Records excerpted from a collection:
^^^^^^^^

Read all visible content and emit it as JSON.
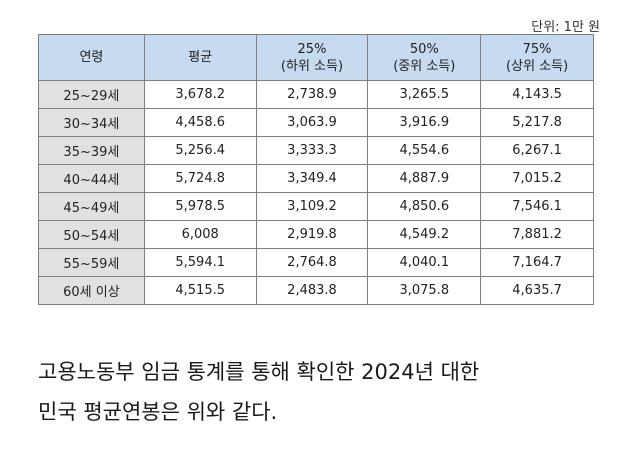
{
  "unit_label": "단위: 1만 원",
  "table": {
    "headers": [
      {
        "line1": "연령",
        "line2": ""
      },
      {
        "line1": "평균",
        "line2": ""
      },
      {
        "line1": "25%",
        "line2": "(하위 소득)"
      },
      {
        "line1": "50%",
        "line2": "(중위 소득)"
      },
      {
        "line1": "75%",
        "line2": "(상위 소득)"
      }
    ],
    "rows": [
      [
        "25~29세",
        "3,678.2",
        "2,738.9",
        "3,265.5",
        "4,143.5"
      ],
      [
        "30~34세",
        "4,458.6",
        "3,063.9",
        "3,916.9",
        "5,217.8"
      ],
      [
        "35~39세",
        "5,256.4",
        "3,333.3",
        "4,554.6",
        "6,267.1"
      ],
      [
        "40~44세",
        "5,724.8",
        "3,349.4",
        "4,887.9",
        "7,015.2"
      ],
      [
        "45~49세",
        "5,978.5",
        "3,109.2",
        "4,850.6",
        "7,546.1"
      ],
      [
        "50~54세",
        "6,008",
        "2,919.8",
        "4,549.2",
        "7,881.2"
      ],
      [
        "55~59세",
        "5,594.1",
        "2,764.8",
        "4,040.1",
        "7,164.7"
      ],
      [
        "60세 이상",
        "4,515.5",
        "2,483.8",
        "3,075.8",
        "4,635.7"
      ]
    ]
  },
  "caption": {
    "line1": "고용노동부 임금 통계를 통해 확인한 2024년 대한",
    "line2": "민국 평균연봉은 위와 같다."
  }
}
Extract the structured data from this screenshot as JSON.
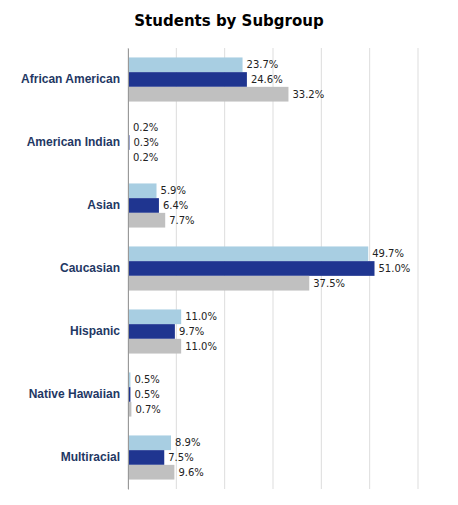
{
  "chart_data": {
    "type": "bar",
    "orientation": "horizontal",
    "title": "Students by Subgroup",
    "categories": [
      "African American",
      "American Indian",
      "Asian",
      "Caucasian",
      "Hispanic",
      "Native Hawaiian",
      "Multiracial"
    ],
    "series": [
      {
        "color": "#A8CEE2",
        "values": [
          23.7,
          0.2,
          5.9,
          49.7,
          11.0,
          0.5,
          8.9
        ],
        "value_labels": [
          "23.7%",
          "0.2%",
          "5.9%",
          "49.7%",
          "11.0%",
          "0.5%",
          "8.9%"
        ]
      },
      {
        "color": "#1F3590",
        "values": [
          24.6,
          0.3,
          6.4,
          51.0,
          9.7,
          0.5,
          7.5
        ],
        "value_labels": [
          "24.6%",
          "0.3%",
          "6.4%",
          "51.0%",
          "9.7%",
          "0.5%",
          "7.5%"
        ]
      },
      {
        "color": "#C0C0C0",
        "values": [
          33.2,
          0.2,
          7.7,
          37.5,
          11.0,
          0.7,
          9.6
        ],
        "value_labels": [
          "33.2%",
          "0.2%",
          "7.7%",
          "37.5%",
          "11.0%",
          "0.7%",
          "9.6%"
        ]
      }
    ],
    "xlim": [
      0,
      60
    ],
    "xticks": [
      0,
      10,
      20,
      30,
      40,
      50,
      60
    ],
    "grid": true,
    "data_labels": true,
    "tick_labels": "y"
  }
}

^^^^^^^^

Required work: In the listing, how many lines hold "JSON"? Answer with a bare number.

Written answer: 2